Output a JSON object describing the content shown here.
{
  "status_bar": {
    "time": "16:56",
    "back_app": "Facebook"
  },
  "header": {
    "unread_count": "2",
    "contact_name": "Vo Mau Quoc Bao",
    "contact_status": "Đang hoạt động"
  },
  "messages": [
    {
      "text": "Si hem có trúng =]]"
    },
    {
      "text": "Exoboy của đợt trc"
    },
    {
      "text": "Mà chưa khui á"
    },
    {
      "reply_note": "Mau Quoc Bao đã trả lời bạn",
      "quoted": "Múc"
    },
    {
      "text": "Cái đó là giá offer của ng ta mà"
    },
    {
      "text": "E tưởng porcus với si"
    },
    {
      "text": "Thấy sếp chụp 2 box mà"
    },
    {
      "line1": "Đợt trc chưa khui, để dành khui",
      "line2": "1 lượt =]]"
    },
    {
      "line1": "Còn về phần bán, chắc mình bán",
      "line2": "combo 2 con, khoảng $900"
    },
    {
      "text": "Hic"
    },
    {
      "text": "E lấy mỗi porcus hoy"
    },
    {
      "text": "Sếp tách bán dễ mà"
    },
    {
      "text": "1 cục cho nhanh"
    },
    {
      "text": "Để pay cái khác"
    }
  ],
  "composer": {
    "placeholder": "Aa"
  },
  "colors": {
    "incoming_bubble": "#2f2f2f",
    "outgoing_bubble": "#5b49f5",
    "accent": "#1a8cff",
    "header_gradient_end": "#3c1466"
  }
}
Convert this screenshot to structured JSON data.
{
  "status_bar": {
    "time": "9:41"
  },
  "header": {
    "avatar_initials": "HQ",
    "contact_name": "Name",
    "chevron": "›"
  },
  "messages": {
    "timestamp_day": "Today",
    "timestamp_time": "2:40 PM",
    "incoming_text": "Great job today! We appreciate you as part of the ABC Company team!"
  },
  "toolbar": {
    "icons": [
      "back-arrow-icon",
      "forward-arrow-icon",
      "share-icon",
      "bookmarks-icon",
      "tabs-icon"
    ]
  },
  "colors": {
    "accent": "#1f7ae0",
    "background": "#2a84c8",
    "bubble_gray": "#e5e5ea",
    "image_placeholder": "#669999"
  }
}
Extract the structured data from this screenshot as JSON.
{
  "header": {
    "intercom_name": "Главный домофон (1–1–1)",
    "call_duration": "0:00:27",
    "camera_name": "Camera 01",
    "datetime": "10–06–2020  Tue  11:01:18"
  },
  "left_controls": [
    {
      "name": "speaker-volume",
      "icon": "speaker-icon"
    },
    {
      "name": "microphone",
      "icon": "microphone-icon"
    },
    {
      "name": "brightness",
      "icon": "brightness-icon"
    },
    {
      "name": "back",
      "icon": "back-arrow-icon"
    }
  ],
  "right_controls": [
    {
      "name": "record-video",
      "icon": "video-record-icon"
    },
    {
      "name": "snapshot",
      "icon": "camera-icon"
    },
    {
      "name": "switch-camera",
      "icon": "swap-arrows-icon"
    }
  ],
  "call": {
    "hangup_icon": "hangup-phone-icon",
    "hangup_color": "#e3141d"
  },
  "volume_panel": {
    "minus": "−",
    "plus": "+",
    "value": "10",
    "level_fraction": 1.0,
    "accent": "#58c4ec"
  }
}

Instruction: Give back all the records exactly as they stand.

Output below:
Output a JSON object describing the content shown here.
{
  "status_bar": {
    "time": "16:56",
    "back_app": "Facebook"
  },
  "header": {
    "unread_count": "2",
    "contact_name": "Vo Mau Quoc Bao",
    "contact_status": "Đang hoạt động"
  },
  "messages": [
    {
      "text": "Si hem có trúng =]]"
    },
    {
      "text": "Exoboy của đợt trc"
    },
    {
      "text": "Mà chưa khui á"
    },
    {
      "reply_note": "Mau Quoc Bao đã trả lời bạn",
      "quoted": "Múc"
    },
    {
      "text": "Cái đó là giá offer của ng ta mà"
    },
    {
      "text": "E tưởng porcus với si"
    },
    {
      "text": "Thấy sếp chụp 2 box mà"
    },
    {
      "line1": "Đợt trc chưa khui, để dành khui",
      "line2": "1 lượt =]]"
    },
    {
      "line1": "Còn về phần bán, chắc mình bán",
      "line2": "combo 2 con, khoảng $900"
    },
    {
      "text": "Hic"
    },
    {
      "text": "E lấy mỗi porcus hoy"
    },
    {
      "text": "Sếp tách bán dễ mà"
    },
    {
      "text": "1 cục cho nhanh"
    },
    {
      "text": "Để pay cái khác"
    }
  ],
  "composer": {
    "placeholder": "Aa"
  },
  "colors": {
    "incoming_bubble": "#2f2f2f",
    "outgoing_bubble": "#5b49f5",
    "accent": "#1a8cff",
    "header_gradient_end": "#3c1466"
  }
}
Convert this screenshot to structured JSON data.
{
  "status_bar": {
    "time": "9:41"
  },
  "header": {
    "avatar_initials": "HQ",
    "contact_name": "Name",
    "chevron": "›"
  },
  "messages": {
    "timestamp_day": "Today",
    "timestamp_time": "2:40 PM",
    "incoming_text": "Great job today! We appreciate you as part of the ABC Company team!"
  },
  "toolbar": {
    "icons": [
      "back-arrow-icon",
      "forward-arrow-icon",
      "share-icon",
      "bookmarks-icon",
      "tabs-icon"
    ]
  },
  "colors": {
    "accent": "#1f7ae0",
    "background": "#2a84c8",
    "bubble_gray": "#e5e5ea",
    "image_placeholder": "#669999"
  }
}
Extract the structured data from this screenshot as JSON.
{
  "header": {
    "intercom_name": "Главный домофон (1–1–1)",
    "call_duration": "0:00:27",
    "camera_name": "Camera 01",
    "datetime": "10–06–2020  Tue  11:01:18"
  },
  "left_controls": [
    {
      "name": "speaker-volume",
      "icon": "speaker-icon"
    },
    {
      "name": "microphone",
      "icon": "microphone-icon"
    },
    {
      "name": "brightness",
      "icon": "brightness-icon"
    },
    {
      "name": "back",
      "icon": "back-arrow-icon"
    }
  ],
  "right_controls": [
    {
      "name": "record-video",
      "icon": "video-record-icon"
    },
    {
      "name": "snapshot",
      "icon": "camera-icon"
    },
    {
      "name": "switch-camera",
      "icon": "swap-arrows-icon"
    }
  ],
  "call": {
    "hangup_icon": "hangup-phone-icon",
    "hangup_color": "#e3141d"
  },
  "volume_panel": {
    "minus": "−",
    "plus": "+",
    "value": "10",
    "level_fraction": 1.0,
    "accent": "#58c4ec"
  }
}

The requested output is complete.